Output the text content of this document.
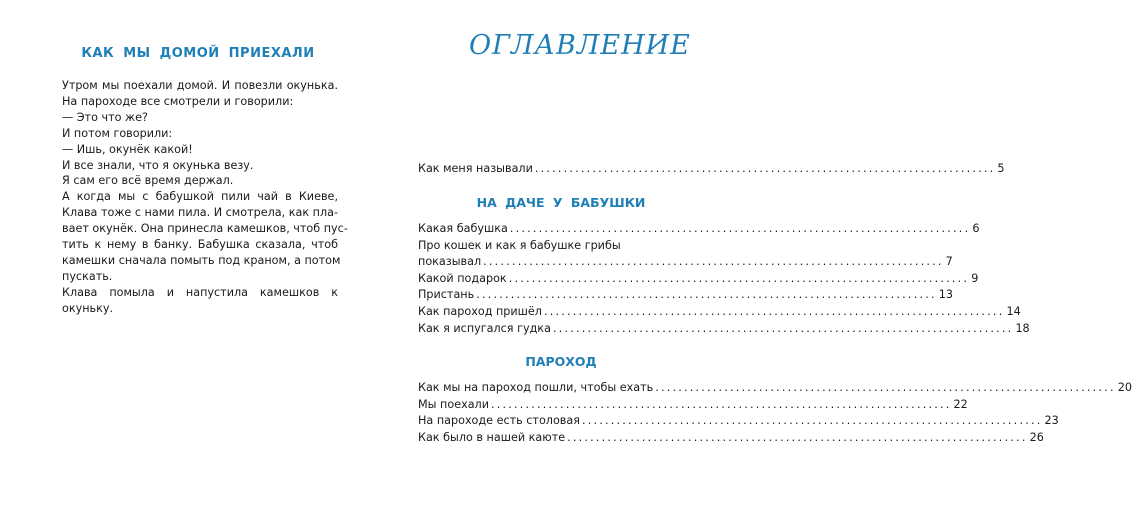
КАК МЫ ДОМОЙ ПРИЕХАЛИ
Утром мы поехали домой. И повезли окунька.
На пароходе все смотрели и говорили:
— Это что же?
И потом говорили:
— Ишь, окунёк какой!
И все знали, что я окунька везу.
Я сам его всё время держал.
А когда мы с бабушкой пили чай в Киеве,
Клава тоже с нами пила. И смотрела, как пла-
вает окунёк. Она принесла камешков, чтоб пус-
тить к нему в банку. Бабушка сказала, чтоб
камешки сначала помыть под краном, а потом
пускать.
Клава помыла и напустила камешков к
окуньку.
ОГЛАВЛЕНИЕ
Как меня называли ................................................................................ 5
НА ДАЧЕ У БАБУШКИ
Какая бабушка ................................................................................ 6
Про кошек и как я бабушке грибы
показывал ................................................................................ 7
Какой подарок ................................................................................ 9
Пристань ................................................................................ 13
Как пароход пришёл ................................................................................ 14
Как я испугался гудка ................................................................................ 18
ПАРОХОД
Как мы на пароход пошли, чтобы ехать ................................................................................ 20
Мы поехали ................................................................................ 22
На пароходе есть столовая ................................................................................ 23
Как было в нашей каюте ................................................................................ 26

Task details —
Images should not appear in the copy; retype the listing above exactly.

Task result —
Output the text content of this document.
КАК МЫ ДОМОЙ ПРИЕХАЛИ
Утром мы поехали домой. И повезли окунька.
На пароходе все смотрели и говорили:
— Это что же?
И потом говорили:
— Ишь, окунёк какой!
И все знали, что я окунька везу.
Я сам его всё время держал.
А когда мы с бабушкой пили чай в Киеве,
Клава тоже с нами пила. И смотрела, как пла-
вает окунёк. Она принесла камешков, чтоб пус-
тить к нему в банку. Бабушка сказала, чтоб
камешки сначала помыть под краном, а потом
пускать.
Клава помыла и напустила камешков к
окуньку.
ОГЛАВЛЕНИЕ
Как меня называли ................................................................................ 5
НА ДАЧЕ У БАБУШКИ
Какая бабушка ................................................................................ 6
Про кошек и как я бабушке грибы
показывал ................................................................................ 7
Какой подарок ................................................................................ 9
Пристань ................................................................................ 13
Как пароход пришёл ................................................................................ 14
Как я испугался гудка ................................................................................ 18
ПАРОХОД
Как мы на пароход пошли, чтобы ехать ................................................................................ 20
Мы поехали ................................................................................ 22
На пароходе есть столовая ................................................................................ 23
Как было в нашей каюте ................................................................................ 26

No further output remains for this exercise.